[To be done]
Output all the material that follows, exactly as given.

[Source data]
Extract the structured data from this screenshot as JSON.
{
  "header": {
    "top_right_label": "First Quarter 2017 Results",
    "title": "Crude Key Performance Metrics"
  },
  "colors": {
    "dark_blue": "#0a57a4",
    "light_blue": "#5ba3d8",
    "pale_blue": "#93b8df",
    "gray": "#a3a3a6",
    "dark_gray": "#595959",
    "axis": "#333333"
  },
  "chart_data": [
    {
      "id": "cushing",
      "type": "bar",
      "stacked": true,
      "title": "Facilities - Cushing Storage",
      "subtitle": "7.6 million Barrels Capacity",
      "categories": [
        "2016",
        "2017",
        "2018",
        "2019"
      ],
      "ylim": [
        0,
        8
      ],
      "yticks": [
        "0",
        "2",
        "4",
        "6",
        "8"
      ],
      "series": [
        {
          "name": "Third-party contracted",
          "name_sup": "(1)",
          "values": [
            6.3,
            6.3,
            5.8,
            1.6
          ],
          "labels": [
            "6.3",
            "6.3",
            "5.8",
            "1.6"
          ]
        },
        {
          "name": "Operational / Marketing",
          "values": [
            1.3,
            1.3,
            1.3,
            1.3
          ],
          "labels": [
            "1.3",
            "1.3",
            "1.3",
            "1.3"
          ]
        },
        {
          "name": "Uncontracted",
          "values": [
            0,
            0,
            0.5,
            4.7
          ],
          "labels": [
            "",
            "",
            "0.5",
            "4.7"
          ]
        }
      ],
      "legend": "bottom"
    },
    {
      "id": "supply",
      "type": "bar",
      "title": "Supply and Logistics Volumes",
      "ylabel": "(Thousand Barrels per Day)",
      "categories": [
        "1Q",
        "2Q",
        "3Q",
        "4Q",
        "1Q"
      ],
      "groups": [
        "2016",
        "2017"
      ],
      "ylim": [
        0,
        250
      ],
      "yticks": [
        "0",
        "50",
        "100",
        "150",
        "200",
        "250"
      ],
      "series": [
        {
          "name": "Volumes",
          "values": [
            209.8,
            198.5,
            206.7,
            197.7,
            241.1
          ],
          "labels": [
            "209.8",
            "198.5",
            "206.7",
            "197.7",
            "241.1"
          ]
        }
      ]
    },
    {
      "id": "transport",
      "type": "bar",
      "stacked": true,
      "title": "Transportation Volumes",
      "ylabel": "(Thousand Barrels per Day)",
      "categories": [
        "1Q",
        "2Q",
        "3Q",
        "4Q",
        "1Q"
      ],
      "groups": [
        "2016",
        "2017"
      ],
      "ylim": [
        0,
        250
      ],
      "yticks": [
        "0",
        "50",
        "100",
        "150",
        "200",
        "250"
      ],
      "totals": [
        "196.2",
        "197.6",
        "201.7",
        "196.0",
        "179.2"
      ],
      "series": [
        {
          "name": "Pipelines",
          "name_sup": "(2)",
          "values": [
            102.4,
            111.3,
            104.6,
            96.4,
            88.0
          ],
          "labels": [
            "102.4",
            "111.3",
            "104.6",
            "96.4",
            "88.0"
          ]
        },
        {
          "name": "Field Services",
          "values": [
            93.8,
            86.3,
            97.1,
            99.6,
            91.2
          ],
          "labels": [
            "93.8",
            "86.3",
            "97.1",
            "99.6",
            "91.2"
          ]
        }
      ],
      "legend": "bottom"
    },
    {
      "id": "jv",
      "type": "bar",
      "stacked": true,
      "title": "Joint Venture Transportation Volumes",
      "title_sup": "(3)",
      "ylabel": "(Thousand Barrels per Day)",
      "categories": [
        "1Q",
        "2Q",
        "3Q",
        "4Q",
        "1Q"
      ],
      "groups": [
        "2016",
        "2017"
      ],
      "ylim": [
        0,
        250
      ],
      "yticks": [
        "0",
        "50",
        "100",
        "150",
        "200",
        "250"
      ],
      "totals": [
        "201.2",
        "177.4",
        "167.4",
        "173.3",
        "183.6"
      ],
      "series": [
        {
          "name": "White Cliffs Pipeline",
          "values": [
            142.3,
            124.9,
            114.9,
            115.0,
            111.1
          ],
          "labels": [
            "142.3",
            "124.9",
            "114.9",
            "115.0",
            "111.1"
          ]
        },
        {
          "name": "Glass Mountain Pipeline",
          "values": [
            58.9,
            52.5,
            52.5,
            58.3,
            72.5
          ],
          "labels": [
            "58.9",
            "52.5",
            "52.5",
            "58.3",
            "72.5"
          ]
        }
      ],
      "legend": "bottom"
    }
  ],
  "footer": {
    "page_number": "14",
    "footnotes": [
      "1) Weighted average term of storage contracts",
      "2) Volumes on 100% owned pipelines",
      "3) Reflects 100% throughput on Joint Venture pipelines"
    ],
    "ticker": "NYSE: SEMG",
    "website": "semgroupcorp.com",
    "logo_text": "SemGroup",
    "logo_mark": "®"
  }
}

[Task output]
Extract the structured data from this screenshot as JSON.
{
  "header": {
    "top_right_label": "First Quarter 2017 Results",
    "title": "Crude Key Performance Metrics"
  },
  "colors": {
    "dark_blue": "#0a57a4",
    "light_blue": "#5ba3d8",
    "pale_blue": "#93b8df",
    "gray": "#a3a3a6",
    "dark_gray": "#595959",
    "axis": "#333333"
  },
  "chart_data": [
    {
      "id": "cushing",
      "type": "bar",
      "stacked": true,
      "title": "Facilities - Cushing Storage",
      "subtitle": "7.6 million Barrels Capacity",
      "categories": [
        "2016",
        "2017",
        "2018",
        "2019"
      ],
      "ylim": [
        0,
        8
      ],
      "yticks": [
        "0",
        "2",
        "4",
        "6",
        "8"
      ],
      "series": [
        {
          "name": "Third-party contracted",
          "name_sup": "(1)",
          "values": [
            6.3,
            6.3,
            5.8,
            1.6
          ],
          "labels": [
            "6.3",
            "6.3",
            "5.8",
            "1.6"
          ]
        },
        {
          "name": "Operational / Marketing",
          "values": [
            1.3,
            1.3,
            1.3,
            1.3
          ],
          "labels": [
            "1.3",
            "1.3",
            "1.3",
            "1.3"
          ]
        },
        {
          "name": "Uncontracted",
          "values": [
            0,
            0,
            0.5,
            4.7
          ],
          "labels": [
            "",
            "",
            "0.5",
            "4.7"
          ]
        }
      ],
      "legend": "bottom"
    },
    {
      "id": "supply",
      "type": "bar",
      "title": "Supply and Logistics Volumes",
      "ylabel": "(Thousand Barrels per Day)",
      "categories": [
        "1Q",
        "2Q",
        "3Q",
        "4Q",
        "1Q"
      ],
      "groups": [
        "2016",
        "2017"
      ],
      "ylim": [
        0,
        250
      ],
      "yticks": [
        "0",
        "50",
        "100",
        "150",
        "200",
        "250"
      ],
      "series": [
        {
          "name": "Volumes",
          "values": [
            209.8,
            198.5,
            206.7,
            197.7,
            241.1
          ],
          "labels": [
            "209.8",
            "198.5",
            "206.7",
            "197.7",
            "241.1"
          ]
        }
      ]
    },
    {
      "id": "transport",
      "type": "bar",
      "stacked": true,
      "title": "Transportation Volumes",
      "ylabel": "(Thousand Barrels per Day)",
      "categories": [
        "1Q",
        "2Q",
        "3Q",
        "4Q",
        "1Q"
      ],
      "groups": [
        "2016",
        "2017"
      ],
      "ylim": [
        0,
        250
      ],
      "yticks": [
        "0",
        "50",
        "100",
        "150",
        "200",
        "250"
      ],
      "totals": [
        "196.2",
        "197.6",
        "201.7",
        "196.0",
        "179.2"
      ],
      "series": [
        {
          "name": "Pipelines",
          "name_sup": "(2)",
          "values": [
            102.4,
            111.3,
            104.6,
            96.4,
            88.0
          ],
          "labels": [
            "102.4",
            "111.3",
            "104.6",
            "96.4",
            "88.0"
          ]
        },
        {
          "name": "Field Services",
          "values": [
            93.8,
            86.3,
            97.1,
            99.6,
            91.2
          ],
          "labels": [
            "93.8",
            "86.3",
            "97.1",
            "99.6",
            "91.2"
          ]
        }
      ],
      "legend": "bottom"
    },
    {
      "id": "jv",
      "type": "bar",
      "stacked": true,
      "title": "Joint Venture Transportation Volumes",
      "title_sup": "(3)",
      "ylabel": "(Thousand Barrels per Day)",
      "categories": [
        "1Q",
        "2Q",
        "3Q",
        "4Q",
        "1Q"
      ],
      "groups": [
        "2016",
        "2017"
      ],
      "ylim": [
        0,
        250
      ],
      "yticks": [
        "0",
        "50",
        "100",
        "150",
        "200",
        "250"
      ],
      "totals": [
        "201.2",
        "177.4",
        "167.4",
        "173.3",
        "183.6"
      ],
      "series": [
        {
          "name": "White Cliffs Pipeline",
          "values": [
            142.3,
            124.9,
            114.9,
            115.0,
            111.1
          ],
          "labels": [
            "142.3",
            "124.9",
            "114.9",
            "115.0",
            "111.1"
          ]
        },
        {
          "name": "Glass Mountain Pipeline",
          "values": [
            58.9,
            52.5,
            52.5,
            58.3,
            72.5
          ],
          "labels": [
            "58.9",
            "52.5",
            "52.5",
            "58.3",
            "72.5"
          ]
        }
      ],
      "legend": "bottom"
    }
  ],
  "footer": {
    "page_number": "14",
    "footnotes": [
      "1) Weighted average term of storage contracts",
      "2) Volumes on 100% owned pipelines",
      "3) Reflects 100% throughput on Joint Venture pipelines"
    ],
    "ticker": "NYSE: SEMG",
    "website": "semgroupcorp.com",
    "logo_text": "SemGroup",
    "logo_mark": "®"
  }
}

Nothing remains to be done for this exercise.